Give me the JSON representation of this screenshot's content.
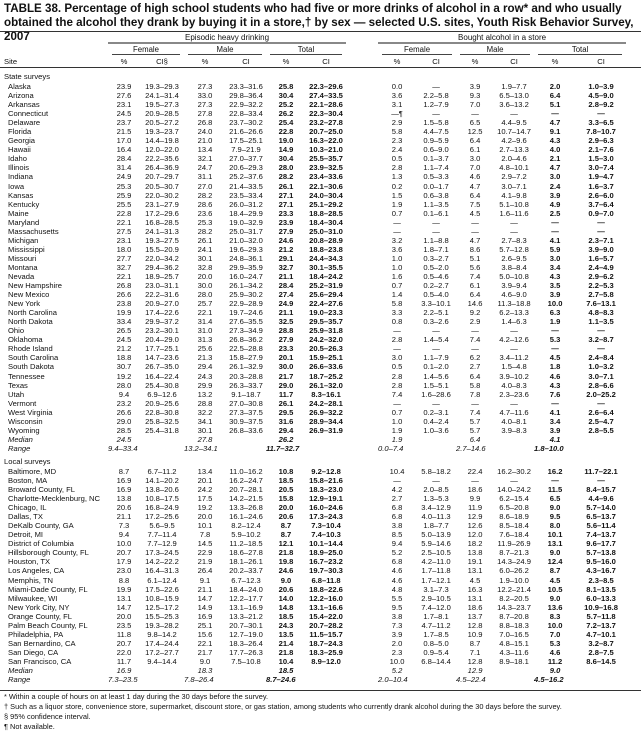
{
  "title": "TABLE 38. Percentage of high school students who had five or more drinks of alcohol in a row* and who usually obtained the alcohol they drank by buying it in a store,† by sex — selected U.S. sites, Youth Risk Behavior Survey, 2007",
  "header": {
    "group1": "Episodic heavy drinking",
    "group2": "Bought alcohol in a store",
    "female": "Female",
    "male": "Male",
    "total": "Total",
    "site": "Site",
    "pct": "%",
    "ci": "CI",
    "ci_first": "CI§"
  },
  "sections": [
    {
      "label": "State surveys",
      "rows": [
        [
          "Alaska",
          "23.9",
          "19.3–29.3",
          "27.3",
          "23.3–31.6",
          "25.8",
          "22.3–29.6",
          "0.0",
          "—",
          "3.9",
          "1.9–7.7",
          "2.0",
          "1.0–3.9"
        ],
        [
          "Arizona",
          "27.6",
          "24.1–31.4",
          "33.0",
          "29.8–36.4",
          "30.4",
          "27.4–33.5",
          "3.6",
          "2.2–5.8",
          "9.3",
          "6.5–13.0",
          "6.4",
          "4.5–9.0"
        ],
        [
          "Arkansas",
          "23.1",
          "19.5–27.3",
          "27.3",
          "22.9–32.2",
          "25.2",
          "22.1–28.6",
          "3.1",
          "1.2–7.9",
          "7.0",
          "3.6–13.2",
          "5.1",
          "2.8–9.2"
        ],
        [
          "Connecticut",
          "24.5",
          "20.9–28.5",
          "27.8",
          "22.8–33.4",
          "26.2",
          "22.3–30.4",
          "—¶",
          "—",
          "—",
          "—",
          "—",
          "—"
        ],
        [
          "Delaware",
          "23.7",
          "20.5–27.2",
          "26.8",
          "23.7–30.2",
          "25.4",
          "23.2–27.8",
          "2.9",
          "1.5–5.8",
          "6.5",
          "4.4–9.5",
          "4.7",
          "3.3–6.5"
        ],
        [
          "Florida",
          "21.5",
          "19.3–23.7",
          "24.0",
          "21.6–26.6",
          "22.8",
          "20.7–25.0",
          "5.8",
          "4.4–7.5",
          "12.5",
          "10.7–14.7",
          "9.1",
          "7.8–10.7"
        ],
        [
          "Georgia",
          "17.0",
          "14.4–19.8",
          "21.0",
          "17.5–25.1",
          "19.0",
          "16.3–22.0",
          "2.3",
          "0.9–5.9",
          "6.4",
          "4.2–9.6",
          "4.3",
          "2.9–6.3"
        ],
        [
          "Hawaii",
          "16.4",
          "12.0–22.0",
          "13.4",
          "7.9–21.9",
          "14.9",
          "10.3–21.0",
          "2.4",
          "0.6–9.0",
          "6.1",
          "2.7–13.3",
          "4.0",
          "2.1–7.6"
        ],
        [
          "Idaho",
          "28.4",
          "22.2–35.6",
          "32.1",
          "27.0–37.7",
          "30.4",
          "25.5–35.7",
          "0.5",
          "0.1–3.7",
          "3.0",
          "2.0–4.6",
          "2.1",
          "1.5–3.0"
        ],
        [
          "Illinois",
          "31.4",
          "26.4–36.9",
          "24.7",
          "20.6–29.3",
          "28.0",
          "23.9–32.5",
          "2.8",
          "1.1–7.4",
          "7.0",
          "4.8–10.1",
          "4.7",
          "3.0–7.4"
        ],
        [
          "Indiana",
          "24.9",
          "20.7–29.7",
          "31.1",
          "25.2–37.6",
          "28.2",
          "23.4–33.6",
          "1.3",
          "0.5–3.3",
          "4.6",
          "2.9–7.2",
          "3.0",
          "1.9–4.7"
        ],
        [
          "Iowa",
          "25.3",
          "20.5–30.7",
          "27.0",
          "21.4–33.5",
          "26.1",
          "22.1–30.6",
          "0.2",
          "0.0–1.7",
          "4.7",
          "3.0–7.1",
          "2.4",
          "1.6–3.7"
        ],
        [
          "Kansas",
          "25.9",
          "22.0–30.2",
          "28.2",
          "23.5–33.4",
          "27.1",
          "24.0–30.4",
          "1.5",
          "0.6–3.8",
          "6.4",
          "4.1–9.8",
          "3.9",
          "2.6–6.0"
        ],
        [
          "Kentucky",
          "25.5",
          "23.1–27.9",
          "28.6",
          "26.0–31.2",
          "27.1",
          "25.1–29.2",
          "1.9",
          "1.1–3.5",
          "7.5",
          "5.1–10.8",
          "4.9",
          "3.7–6.4"
        ],
        [
          "Maine",
          "22.8",
          "17.2–29.6",
          "23.6",
          "18.4–29.9",
          "23.3",
          "18.8–28.5",
          "0.7",
          "0.1–6.1",
          "4.5",
          "1.6–11.6",
          "2.5",
          "0.9–7.0"
        ],
        [
          "Maryland",
          "22.1",
          "16.8–28.5",
          "25.3",
          "19.0–32.9",
          "23.9",
          "18.4–30.4",
          "—",
          "—",
          "—",
          "—",
          "—",
          "—"
        ],
        [
          "Massachusetts",
          "27.5",
          "24.1–31.3",
          "28.2",
          "25.0–31.7",
          "27.9",
          "25.0–31.0",
          "—",
          "—",
          "—",
          "—",
          "—",
          "—"
        ],
        [
          "Michigan",
          "23.1",
          "19.3–27.5",
          "26.1",
          "21.0–32.0",
          "24.6",
          "20.8–28.9",
          "3.2",
          "1.1–8.8",
          "4.7",
          "2.7–8.3",
          "4.1",
          "2.3–7.1"
        ],
        [
          "Mississippi",
          "18.0",
          "15.5–20.9",
          "24.1",
          "19.6–29.3",
          "21.2",
          "18.8–23.8",
          "3.6",
          "1.8–7.1",
          "8.6",
          "5.7–12.8",
          "5.9",
          "3.9–9.0"
        ],
        [
          "Missouri",
          "27.7",
          "22.0–34.2",
          "30.1",
          "24.8–36.1",
          "29.1",
          "24.4–34.3",
          "1.0",
          "0.3–2.7",
          "5.1",
          "2.6–9.5",
          "3.0",
          "1.6–5.7"
        ],
        [
          "Montana",
          "32.7",
          "29.4–36.2",
          "32.8",
          "29.9–35.9",
          "32.7",
          "30.1–35.5",
          "1.0",
          "0.5–2.0",
          "5.6",
          "3.8–8.4",
          "3.4",
          "2.4–4.9"
        ],
        [
          "Nevada",
          "22.1",
          "18.9–25.7",
          "20.0",
          "16.0–24.7",
          "21.1",
          "18.4–24.2",
          "1.6",
          "0.5–4.6",
          "7.4",
          "5.0–10.8",
          "4.3",
          "2.9–6.2"
        ],
        [
          "New Hampshire",
          "26.8",
          "23.0–31.1",
          "30.0",
          "26.1–34.2",
          "28.4",
          "25.2–31.9",
          "0.7",
          "0.2–2.7",
          "6.1",
          "3.9–9.4",
          "3.5",
          "2.2–5.3"
        ],
        [
          "New Mexico",
          "26.6",
          "22.2–31.6",
          "28.0",
          "25.9–30.2",
          "27.4",
          "25.6–29.4",
          "1.4",
          "0.5–4.0",
          "6.4",
          "4.6–9.0",
          "3.9",
          "2.7–5.8"
        ],
        [
          "New York",
          "23.8",
          "20.9–27.0",
          "25.7",
          "22.9–28.9",
          "24.9",
          "22.4–27.6",
          "5.8",
          "3.3–10.1",
          "14.6",
          "11.3–18.8",
          "10.0",
          "7.6–13.1"
        ],
        [
          "North Carolina",
          "19.9",
          "17.4–22.6",
          "22.1",
          "19.7–24.6",
          "21.1",
          "19.0–23.3",
          "3.3",
          "2.2–5.1",
          "9.2",
          "6.2–13.3",
          "6.3",
          "4.8–8.3"
        ],
        [
          "North Dakota",
          "33.4",
          "29.9–37.2",
          "31.4",
          "27.6–35.5",
          "32.5",
          "29.5–35.7",
          "0.8",
          "0.3–2.6",
          "2.9",
          "1.4–6.3",
          "1.9",
          "1.1–3.5"
        ],
        [
          "Ohio",
          "26.5",
          "23.2–30.1",
          "31.0",
          "27.3–34.9",
          "28.8",
          "25.9–31.8",
          "—",
          "—",
          "—",
          "—",
          "—",
          "—"
        ],
        [
          "Oklahoma",
          "24.5",
          "20.4–29.0",
          "31.3",
          "26.8–36.2",
          "27.9",
          "24.2–32.0",
          "2.8",
          "1.4–5.4",
          "7.4",
          "4.2–12.6",
          "5.3",
          "3.2–8.7"
        ],
        [
          "Rhode Island",
          "21.2",
          "17.7–25.1",
          "25.6",
          "22.5–28.8",
          "23.3",
          "20.5–26.3",
          "—",
          "—",
          "—",
          "—",
          "—",
          "—"
        ],
        [
          "South Carolina",
          "18.8",
          "14.7–23.6",
          "21.3",
          "15.8–27.9",
          "20.1",
          "15.9–25.1",
          "3.0",
          "1.1–7.9",
          "6.2",
          "3.4–11.2",
          "4.5",
          "2.4–8.4"
        ],
        [
          "South Dakota",
          "30.7",
          "26.7–35.0",
          "29.4",
          "26.1–32.9",
          "30.0",
          "26.6–33.6",
          "0.5",
          "0.1–2.0",
          "2.7",
          "1.5–4.8",
          "1.8",
          "1.0–3.2"
        ],
        [
          "Tennessee",
          "19.2",
          "16.4–22.4",
          "24.3",
          "20.3–28.8",
          "21.7",
          "18.7–25.2",
          "2.8",
          "1.4–5.6",
          "6.4",
          "3.9–10.2",
          "4.6",
          "3.0–7.1"
        ],
        [
          "Texas",
          "28.0",
          "25.4–30.8",
          "29.9",
          "26.3–33.7",
          "29.0",
          "26.1–32.0",
          "2.8",
          "1.5–5.1",
          "5.8",
          "4.0–8.3",
          "4.3",
          "2.8–6.6"
        ],
        [
          "Utah",
          "9.4",
          "6.9–12.6",
          "13.2",
          "9.1–18.7",
          "11.7",
          "8.3–16.1",
          "7.4",
          "1.6–28.6",
          "7.8",
          "2.3–23.6",
          "7.6",
          "2.0–25.2"
        ],
        [
          "Vermont",
          "23.2",
          "20.9–25.6",
          "28.8",
          "27.0–30.8",
          "26.1",
          "24.2–28.1",
          "—",
          "—",
          "—",
          "—",
          "—",
          "—"
        ],
        [
          "West Virginia",
          "26.6",
          "22.8–30.8",
          "32.2",
          "27.3–37.5",
          "29.5",
          "26.9–32.2",
          "0.7",
          "0.2–3.1",
          "7.4",
          "4.7–11.6",
          "4.1",
          "2.6–6.4"
        ],
        [
          "Wisconsin",
          "29.0",
          "25.8–32.5",
          "34.1",
          "30.9–37.5",
          "31.6",
          "28.9–34.4",
          "1.0",
          "0.4–2.4",
          "5.7",
          "4.0–8.1",
          "3.4",
          "2.5–4.7"
        ],
        [
          "Wyoming",
          "28.5",
          "25.4–31.8",
          "30.1",
          "26.8–33.6",
          "29.4",
          "26.9–31.9",
          "1.9",
          "1.0–3.6",
          "5.7",
          "3.9–8.3",
          "3.9",
          "2.8–5.5"
        ]
      ],
      "median_label": "Median",
      "median": [
        "24.5",
        "27.8",
        "26.2",
        "1.9",
        "6.4",
        "4.1"
      ],
      "range_label": "Range",
      "range": [
        "9.4–33.4",
        "13.2–34.1",
        "11.7–32.7",
        "0.0–7.4",
        "2.7–14.6",
        "1.8–10.0"
      ]
    },
    {
      "label": "Local surveys",
      "rows": [
        [
          "Baltimore, MD",
          "8.7",
          "6.7–11.2",
          "13.4",
          "11.0–16.2",
          "10.8",
          "9.2–12.8",
          "10.4",
          "5.8–18.2",
          "22.4",
          "16.2–30.2",
          "16.2",
          "11.7–22.1"
        ],
        [
          "Boston, MA",
          "16.9",
          "14.1–20.2",
          "20.1",
          "16.2–24.7",
          "18.5",
          "15.8–21.6",
          "—",
          "—",
          "—",
          "—",
          "—",
          "—"
        ],
        [
          "Broward County, FL",
          "16.9",
          "13.8–20.6",
          "24.2",
          "20.7–28.1",
          "20.5",
          "18.3–23.0",
          "4.2",
          "2.0–8.5",
          "18.6",
          "14.0–24.2",
          "11.5",
          "8.4–15.7"
        ],
        [
          "Charlotte-Mecklenburg, NC",
          "13.8",
          "10.8–17.5",
          "17.5",
          "14.2–21.5",
          "15.8",
          "12.9–19.1",
          "2.7",
          "1.3–5.3",
          "9.9",
          "6.2–15.4",
          "6.5",
          "4.4–9.6"
        ],
        [
          "Chicago, IL",
          "20.6",
          "16.8–24.9",
          "19.2",
          "13.3–26.8",
          "20.0",
          "16.0–24.6",
          "6.8",
          "3.4–12.9",
          "11.9",
          "6.5–20.8",
          "9.0",
          "5.7–14.0"
        ],
        [
          "Dallas, TX",
          "21.1",
          "17.2–25.6",
          "20.0",
          "16.1–24.6",
          "20.6",
          "17.3–24.3",
          "6.8",
          "4.0–11.3",
          "12.9",
          "8.6–18.9",
          "9.5",
          "6.5–13.7"
        ],
        [
          "DeKalb County, GA",
          "7.3",
          "5.6–9.5",
          "10.1",
          "8.2–12.4",
          "8.7",
          "7.3–10.4",
          "3.8",
          "1.8–7.7",
          "12.6",
          "8.5–18.4",
          "8.0",
          "5.6–11.4"
        ],
        [
          "Detroit, MI",
          "9.4",
          "7.7–11.4",
          "7.8",
          "5.9–10.2",
          "8.7",
          "7.4–10.3",
          "8.5",
          "5.0–13.9",
          "12.0",
          "7.6–18.4",
          "10.1",
          "7.4–13.7"
        ],
        [
          "District of Columbia",
          "10.0",
          "7.7–12.9",
          "14.5",
          "11.2–18.5",
          "12.1",
          "10.1–14.4",
          "9.4",
          "5.9–14.6",
          "18.2",
          "11.9–26.9",
          "13.1",
          "9.6–17.7"
        ],
        [
          "Hillsborough County, FL",
          "20.7",
          "17.3–24.5",
          "22.9",
          "18.6–27.8",
          "21.8",
          "18.9–25.0",
          "5.2",
          "2.5–10.5",
          "13.8",
          "8.7–21.3",
          "9.0",
          "5.7–13.8"
        ],
        [
          "Houston, TX",
          "17.9",
          "14.2–22.2",
          "21.9",
          "18.1–26.1",
          "19.8",
          "16.7–23.2",
          "6.8",
          "4.2–11.0",
          "19.1",
          "14.3–24.9",
          "12.4",
          "9.5–16.0"
        ],
        [
          "Los Angeles, CA",
          "23.0",
          "16.4–31.3",
          "26.4",
          "20.2–33.7",
          "24.6",
          "19.7–30.3",
          "4.6",
          "1.7–11.8",
          "13.1",
          "6.0–26.2",
          "8.7",
          "4.3–16.7"
        ],
        [
          "Memphis, TN",
          "8.8",
          "6.1–12.4",
          "9.1",
          "6.7–12.3",
          "9.0",
          "6.8–11.8",
          "4.6",
          "1.7–12.1",
          "4.5",
          "1.9–10.0",
          "4.5",
          "2.3–8.5"
        ],
        [
          "Miami-Dade County, FL",
          "19.9",
          "17.5–22.6",
          "21.1",
          "18.4–24.0",
          "20.6",
          "18.8–22.6",
          "4.8",
          "3.1–7.3",
          "16.3",
          "12.2–21.4",
          "10.5",
          "8.1–13.5"
        ],
        [
          "Milwaukee, WI",
          "13.1",
          "10.8–15.9",
          "14.7",
          "12.2–17.7",
          "14.0",
          "12.2–16.0",
          "5.5",
          "2.9–10.5",
          "13.1",
          "8.2–20.5",
          "9.0",
          "6.0–13.3"
        ],
        [
          "New York City, NY",
          "14.7",
          "12.5–17.2",
          "14.9",
          "13.1–16.9",
          "14.8",
          "13.1–16.6",
          "9.5",
          "7.4–12.0",
          "18.6",
          "14.3–23.7",
          "13.6",
          "10.9–16.8"
        ],
        [
          "Orange County, FL",
          "20.0",
          "15.5–25.3",
          "16.9",
          "13.3–21.2",
          "18.5",
          "15.4–22.0",
          "3.8",
          "1.7–8.1",
          "13.7",
          "8.7–20.8",
          "8.3",
          "5.7–11.8"
        ],
        [
          "Palm Beach County, FL",
          "23.5",
          "19.3–28.2",
          "25.1",
          "20.7–30.1",
          "24.3",
          "20.7–28.2",
          "7.3",
          "4.7–11.2",
          "12.8",
          "8.8–18.3",
          "10.0",
          "7.2–13.7"
        ],
        [
          "Philadelphia, PA",
          "11.8",
          "9.8–14.2",
          "15.6",
          "12.7–19.0",
          "13.5",
          "11.5–15.7",
          "3.9",
          "1.7–8.5",
          "10.9",
          "7.0–16.5",
          "7.0",
          "4.7–10.1"
        ],
        [
          "San Bernardino, CA",
          "20.7",
          "17.4–24.4",
          "22.1",
          "18.3–26.4",
          "21.4",
          "18.7–24.3",
          "2.0",
          "0.8–5.0",
          "8.7",
          "4.8–15.1",
          "5.3",
          "3.2–8.7"
        ],
        [
          "San Diego, CA",
          "22.0",
          "17.2–27.7",
          "21.7",
          "17.7–26.3",
          "21.8",
          "18.3–25.9",
          "2.3",
          "0.9–5.4",
          "7.1",
          "4.3–11.6",
          "4.6",
          "2.8–7.5"
        ],
        [
          "San Francisco, CA",
          "11.7",
          "9.4–14.4",
          "9.0",
          "7.5–10.8",
          "10.4",
          "8.9–12.0",
          "10.0",
          "6.8–14.4",
          "12.8",
          "8.9–18.1",
          "11.2",
          "8.6–14.5"
        ]
      ],
      "median_label": "Median",
      "median": [
        "16.9",
        "18.3",
        "18.5",
        "5.2",
        "12.9",
        "9.0"
      ],
      "range_label": "Range",
      "range": [
        "7.3–23.5",
        "7.8–26.4",
        "8.7–24.6",
        "2.0–10.4",
        "4.5–22.4",
        "4.5–16.2"
      ]
    }
  ],
  "footnotes": [
    "* Within a couple of hours on at least 1 day during the 30 days before the survey.",
    "† Such as a liquor store, convenience store, supermarket, discount store, or gas station, among students who currently drank alcohol during the 30 days before the survey.",
    "§ 95% confidence interval.",
    "¶ Not available."
  ]
}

* _Problem to solve_:
Look through the data above. Each line containing the word "students" needs to be copied.

* _Response_:
  "title": "TABLE 38. Percentage of high school students who had five or more drinks of alcohol in a row* and who usually obtained the alcohol they drank by buying it in a store,† by sex — selected U.S. sites, Youth Risk Behavior Survey, 2007",
    "† Such as a liquor store, convenience store, supermarket, discount store, or gas station, among students who currently drank alcohol during the 30 days before the survey.",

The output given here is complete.